→ **SUPPLIED DATA**
- - - - - - -
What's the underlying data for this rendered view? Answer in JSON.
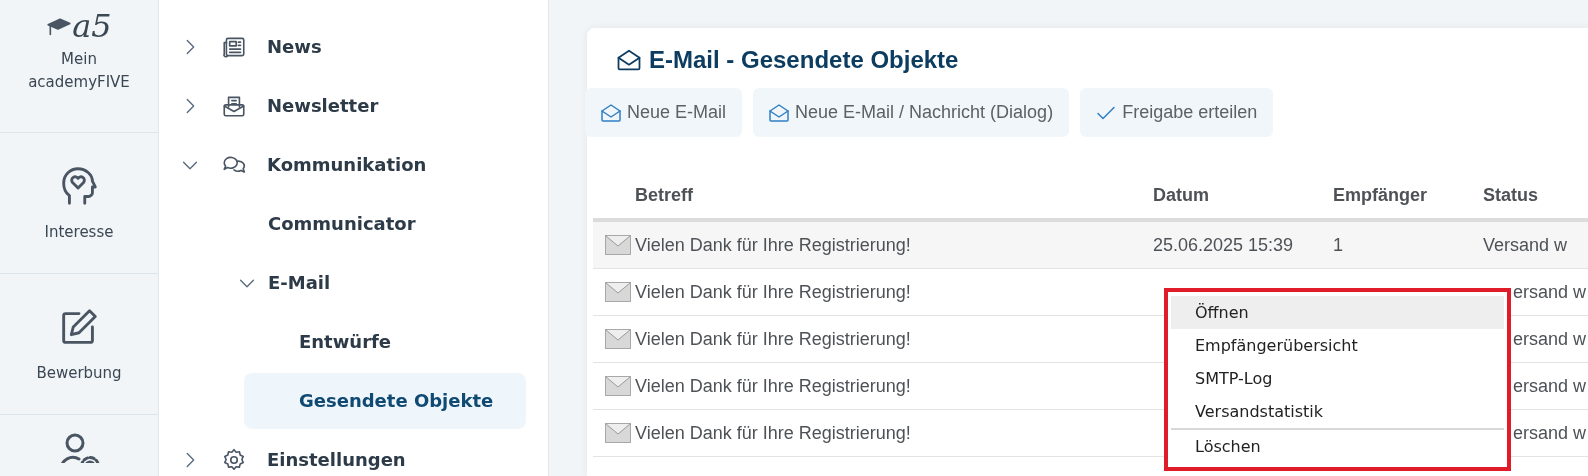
{
  "rail": {
    "logo_text": "a5",
    "items": [
      {
        "kind": "logo",
        "label": "Mein academyFIVE"
      },
      {
        "kind": "link",
        "label": "Interesse"
      },
      {
        "kind": "link",
        "label": "Bewerbung"
      },
      {
        "kind": "link"
      }
    ]
  },
  "nav": [
    {
      "label": "News",
      "expanded": false
    },
    {
      "label": "Newsletter",
      "expanded": false
    },
    {
      "label": "Kommunikation",
      "expanded": true,
      "children": [
        {
          "label": "Communicator",
          "selected": false
        },
        {
          "label": "E-Mail",
          "expanded": true,
          "children": [
            {
              "label": "Entwürfe",
              "selected": false
            },
            {
              "label": "Gesendete Objekte",
              "selected": true
            }
          ]
        }
      ]
    },
    {
      "label": "Einstellungen",
      "expanded": false
    }
  ],
  "page": {
    "title": "E-Mail - Gesendete Objekte",
    "buttons": [
      {
        "label": "Neue E-Mail"
      },
      {
        "label": "Neue E-Mail / Nachricht (Dialog)"
      },
      {
        "label": "Freigabe erteilen"
      }
    ],
    "table": {
      "columns": [
        "Betreff",
        "Datum",
        "Empfänger",
        "Status"
      ],
      "rows": [
        {
          "subject": "Vielen Dank für Ihre Registrierung!",
          "date": "25.06.2025 15:39",
          "recipients": "1",
          "status": "Versand w"
        },
        {
          "subject": "Vielen Dank für Ihre Registrierung!",
          "status": "ersand w"
        },
        {
          "subject": "Vielen Dank für Ihre Registrierung!",
          "status": "ersand w"
        },
        {
          "subject": "Vielen Dank für Ihre Registrierung!",
          "status": "ersand w"
        },
        {
          "subject": "Vielen Dank für Ihre Registrierung!",
          "status": "ersand w"
        }
      ]
    },
    "context_menu": [
      {
        "label": "Öffnen",
        "selected": true
      },
      {
        "label": "Empfängerübersicht",
        "selected": false
      },
      {
        "label": "SMTP-Log",
        "selected": false
      },
      {
        "label": "Versandstatistik",
        "selected": false
      },
      {
        "label": "Löschen",
        "selected": false,
        "separator_before": true
      }
    ]
  }
}
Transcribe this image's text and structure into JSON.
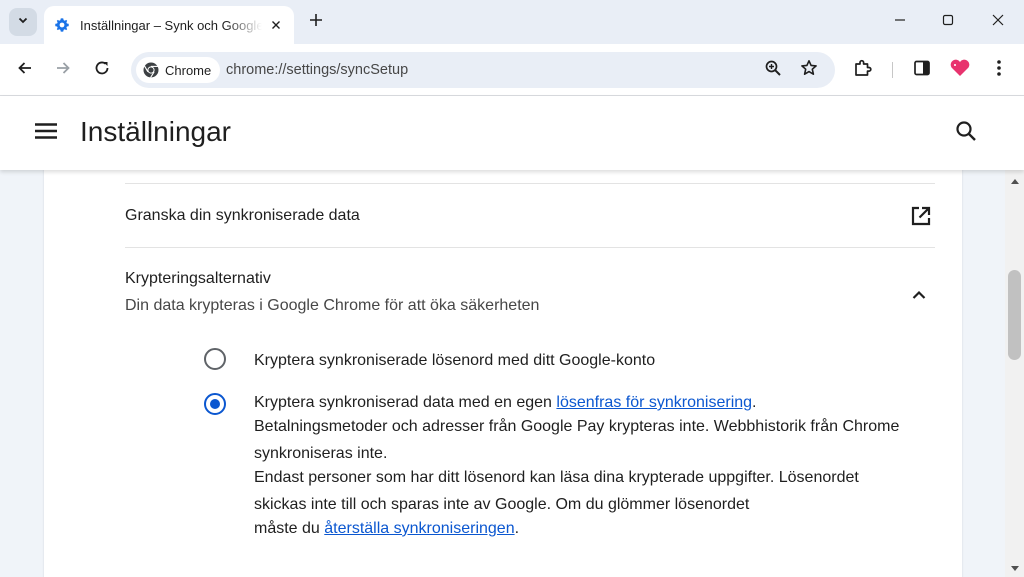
{
  "browser": {
    "tab": {
      "title": "Inställningar – Synk och Google-tjänster",
      "favicon": "gear-icon"
    },
    "omnibox": {
      "chip_label": "Chrome",
      "url": "chrome://settings/syncSetup"
    },
    "icons": [
      "chevron-down-icon",
      "plus-icon",
      "minimize-icon",
      "maximize-icon",
      "close-icon",
      "back-arrow-icon",
      "forward-arrow-icon",
      "reload-icon",
      "zoom-icon",
      "star-icon",
      "extensions-icon",
      "side-panel-icon",
      "heart-icon",
      "more-vert-icon"
    ],
    "colors": {
      "tabstrip": "#e9eef6",
      "accent": "#0b57d0",
      "heart": "#e8336e"
    }
  },
  "settings": {
    "header": {
      "title": "Inställningar"
    },
    "review": {
      "label": "Granska din synkroniserade data"
    },
    "encryption": {
      "title": "Krypteringsalternativ",
      "subtitle": "Din data krypteras i Google Chrome för att öka säkerheten",
      "option1": {
        "label": "Kryptera synkroniserade lösenord med ditt Google-konto",
        "selected": false
      },
      "option2": {
        "selected": true,
        "line1_before": "Kryptera synkroniserad data med en egen ",
        "line1_link": "lösenfras för synkronisering",
        "line1_after": ".",
        "line2": "Betalningsmetoder och adresser från Google Pay krypteras inte. Webbhistorik från Chrome synkroniseras inte.",
        "line3": "Endast personer som har ditt lösenord kan läsa dina krypterade uppgifter. Lösenordet skickas inte till och sparas inte av Google. Om du glömmer lösenordet",
        "line4_before": "måste du ",
        "line4_link": "återställa synkroniseringen",
        "line4_after": "."
      }
    }
  }
}
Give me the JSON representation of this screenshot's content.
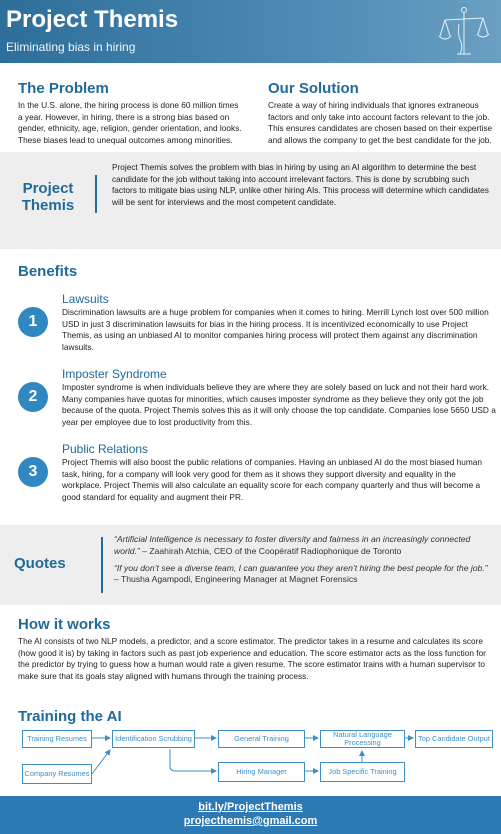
{
  "header": {
    "title": "Project Themis",
    "subtitle": "Eliminating bias in hiring",
    "logo_icon": "scales-of-justice-icon"
  },
  "problem": {
    "title": "The Problem",
    "text": "In the U.S. alone, the hiring process is done 60 million times a year. However, in hiring, there is a strong bias based on gender, ethnicity, age, religion, gender orientation, and looks. These biases lead to unequal outcomes among minorities."
  },
  "solution": {
    "title": "Our Solution",
    "text": "Create a way of hiring individuals that ignores extraneous factors and only take into account factors relevant to the job. This ensures candidates are chosen based on their expertise and allows the company to get the best candidate for the job."
  },
  "project_themis": {
    "label": "Project Themis",
    "text": "Project Themis solves the problem with bias in hiring by using an AI algorithm to determine the best candidate for the job without taking into account irrelevant factors. This is done by scrubbing such factors to mitigate bias using NLP, unlike other hiring AIs. This process will determine which candidates will be sent for interviews and the most competent candidate."
  },
  "benefits": {
    "title": "Benefits",
    "items": [
      {
        "number": "1",
        "name": "Lawsuits",
        "text": "Discrimination lawsuits are a huge problem for companies when it comes to hiring. Merrill Lynch lost over 500 million USD in just 3 discrimination lawsuits for bias in the hiring process. It is incentivized economically to use Project Themis, as using an unbiased AI to monitor companies hiring process will protect them against any discrimination lawsuits."
      },
      {
        "number": "2",
        "name": "Imposter Syndrome",
        "text": "Imposter syndrome is when individuals believe they are where they are solely based on luck and not their hard work. Many companies have quotas for minorities, which causes imposter syndrome as they believe they only got the job because of the quota. Project Themis solves this as it will only choose the top candidate. Companies lose 5650 USD a year per employee due to lost productivity from this."
      },
      {
        "number": "3",
        "name": "Public Relations",
        "text": "Project Themis will also boost the public relations of companies. Having an unbiased AI do the most biased human task, hiring, for a company will look very good for them as it shows they support diversity and equality in the workplace. Project Themis will also calculate an equality score for each company quarterly and thus will become a good standard for equality and augment their PR."
      }
    ]
  },
  "quotes": {
    "label": "Quotes",
    "items": [
      {
        "quote": "“Artificial Intelligence is necessary to foster diversity and fairness in an increasingly connected world.”",
        "attribution": " – Zaahirah Atchia, CEO of the Coopératif Radiophonique de Toronto"
      },
      {
        "quote": "“If you don’t see a diverse team, I can guarantee you they aren’t hiring the best people for the job.”",
        "attribution": " – Thusha Agampodi, Engineering Manager at Magnet Forensics"
      }
    ]
  },
  "how_it_works": {
    "title": "How it works",
    "text": "The AI consists of two NLP models, a predictor, and a score estimator. The predictor takes in a resume and calculates its score (how good it is) by taking in factors such as past job experience and education. The score estimator acts as the loss function for the predictor by trying to guess how a human would rate a given resume. The score estimator trains with a human supervisor to make sure that its goals stay aligned with humans through the training process."
  },
  "training": {
    "title": "Training the AI",
    "nodes": {
      "training_resumes": "Training Resumes",
      "identification_scrubbing": "Identification Scrubbing",
      "general_training": "General Training",
      "nlp": "Natural Language Processing",
      "top_candidate": "Top Candidate Output",
      "company_resumes": "Company Resumes",
      "hiring_manager": "Hiring Manager",
      "job_specific": "Job Specific Training"
    }
  },
  "footer": {
    "link": "bit.ly/ProjectThemis",
    "email": "projecthemis@gmail.com"
  },
  "colors": {
    "accent": "#1f6a99",
    "header_bg": "#3b7fad",
    "footer_bg": "#2d79b4",
    "band_bg": "#eeeeee"
  }
}
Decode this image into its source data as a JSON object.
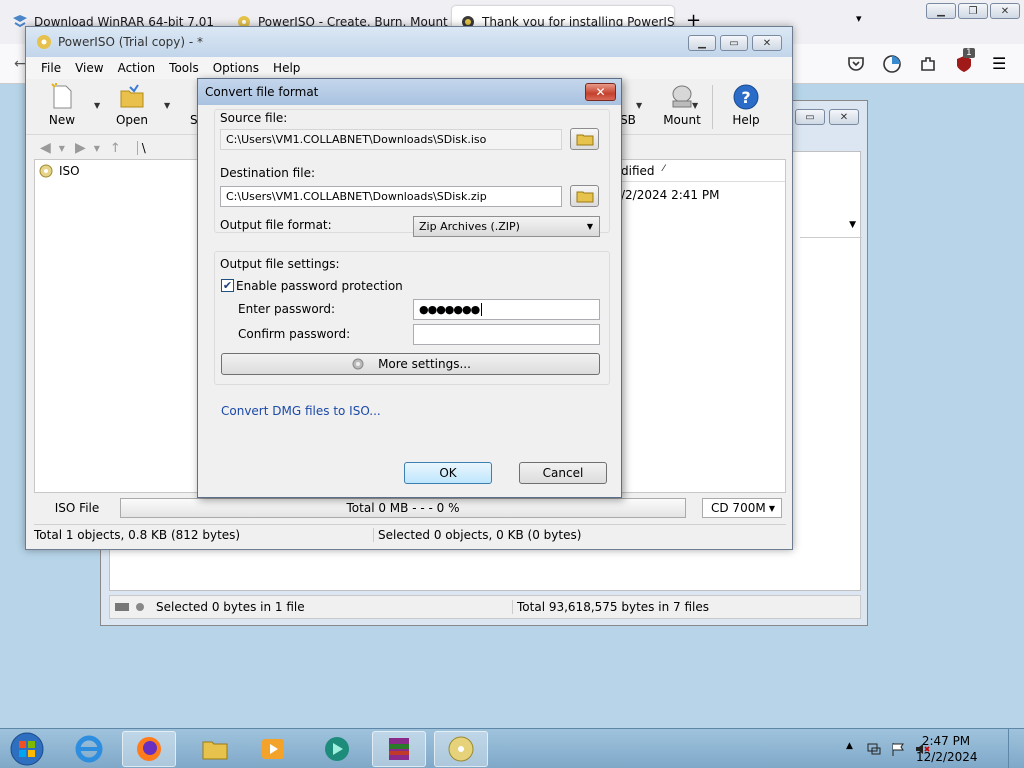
{
  "browser": {
    "tabs": [
      {
        "title": "Download WinRAR 64-bit 7.01 ("
      },
      {
        "title": "PowerISO - Create, Burn, Mount"
      },
      {
        "title": "Thank you for installing PowerIS"
      }
    ],
    "new_tab_symbol": "+",
    "badge_count": "1"
  },
  "back_window": {
    "status_left": "Selected 0 bytes in 1 file",
    "status_right": "Total 93,618,575 bytes in 7 files"
  },
  "poweriso": {
    "title": "PowerISO (Trial copy) - *",
    "menu": [
      "File",
      "View",
      "Action",
      "Tools",
      "Options",
      "Help"
    ],
    "toolbar": {
      "new": "New",
      "open": "Open",
      "save_partial": "S",
      "usb_partial": "SB",
      "mount": "Mount",
      "help": "Help"
    },
    "address_path": "\\",
    "tree_root": "ISO",
    "column_modified": "dified",
    "file_modified": "/2/2024 2:41 PM",
    "capacity": {
      "type": "ISO File",
      "total_text": "Total  0 MB   - - -  0 %",
      "media": "CD 700M"
    },
    "status_left": "Total 1 objects, 0.8 KB (812 bytes)",
    "status_right": "Selected 0 objects, 0 KB (0 bytes)"
  },
  "dialog": {
    "title": "Convert file format",
    "source_label": "Source file:",
    "source_value": "C:\\Users\\VM1.COLLABNET\\Downloads\\SDisk.iso",
    "dest_label": "Destination file:",
    "dest_value": "C:\\Users\\VM1.COLLABNET\\Downloads\\SDisk.zip",
    "format_label": "Output file format:",
    "format_value": "Zip Archives (.ZIP)",
    "settings_label": "Output file settings:",
    "enable_password_label": "Enable password protection",
    "enable_password_checked": true,
    "enter_password_label": "Enter password:",
    "enter_password_value": "●●●●●●●",
    "confirm_password_label": "Confirm password:",
    "confirm_password_value": "",
    "more_settings": "More settings...",
    "dmg_link": "Convert DMG files to ISO...",
    "ok": "OK",
    "cancel": "Cancel"
  },
  "taskbar": {
    "time": "2:47 PM",
    "date": "12/2/2024"
  },
  "colors": {
    "accent": "#3c7fb1",
    "link": "#1a49a6",
    "close_red": "#c4412c"
  }
}
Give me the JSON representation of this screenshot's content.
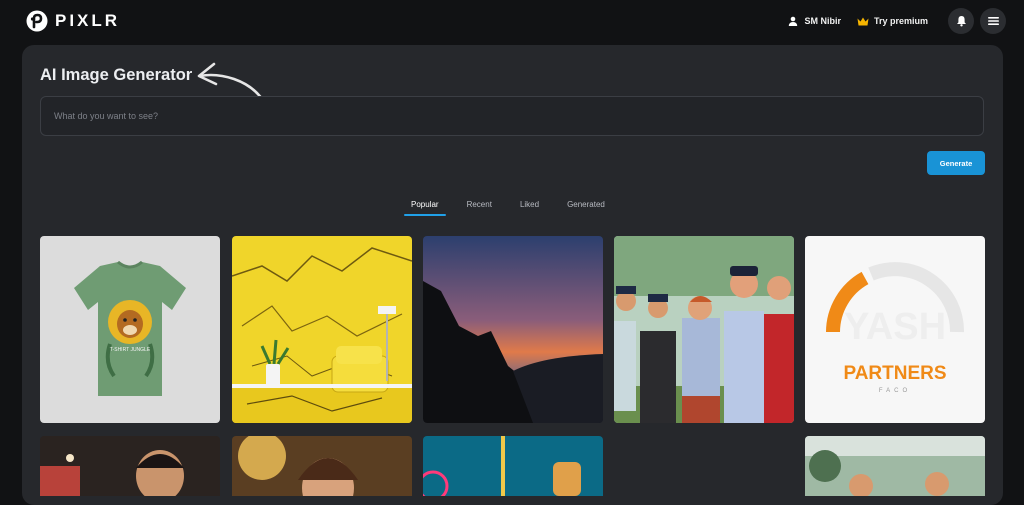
{
  "app": {
    "name": "PIXLR"
  },
  "header": {
    "user_name": "SM Nibir",
    "premium_label": "Try premium",
    "icons": [
      "pixlr-logo-icon",
      "user-icon",
      "crown-icon",
      "bell-icon",
      "menu-icon"
    ]
  },
  "generator": {
    "title": "AI Image Generator",
    "prompt_placeholder": "What do you want to see?",
    "prompt_value": "",
    "generate_label": "Generate"
  },
  "tabs": [
    {
      "label": "Popular",
      "active": true
    },
    {
      "label": "Recent",
      "active": false
    },
    {
      "label": "Liked",
      "active": false
    },
    {
      "label": "Generated",
      "active": false
    }
  ],
  "gallery": {
    "row1": [
      {
        "name": "tshirt-jungle",
        "caption": "T-SHIRT JUNGLE"
      },
      {
        "name": "yellow-marble-room"
      },
      {
        "name": "mountain-sunset"
      },
      {
        "name": "golfers-group"
      },
      {
        "name": "yash-partners-logo",
        "text_main": "YASH",
        "text_sub": "PARTNERS",
        "text_small": "FACO"
      }
    ],
    "row2_count": 5
  },
  "colors": {
    "background": "#111214",
    "panel": "#26282c",
    "accent": "#1993d6",
    "premium_crown": "#f5b400",
    "logo_orange": "#f08a17"
  }
}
- - - - - - -
→ **GIVEN EXERCISE**
Extract all lines containing the word "JSON".

→ **RESULT OF THE EXERCISE**
What's the underlying data for this rendered view? Answer in JSON.
Transcribe this image's text and structure into JSON.
Give me the JSON representation of this screenshot's content.
Decode this image into its source data as a JSON object.
Give me the JSON representation of this screenshot's content.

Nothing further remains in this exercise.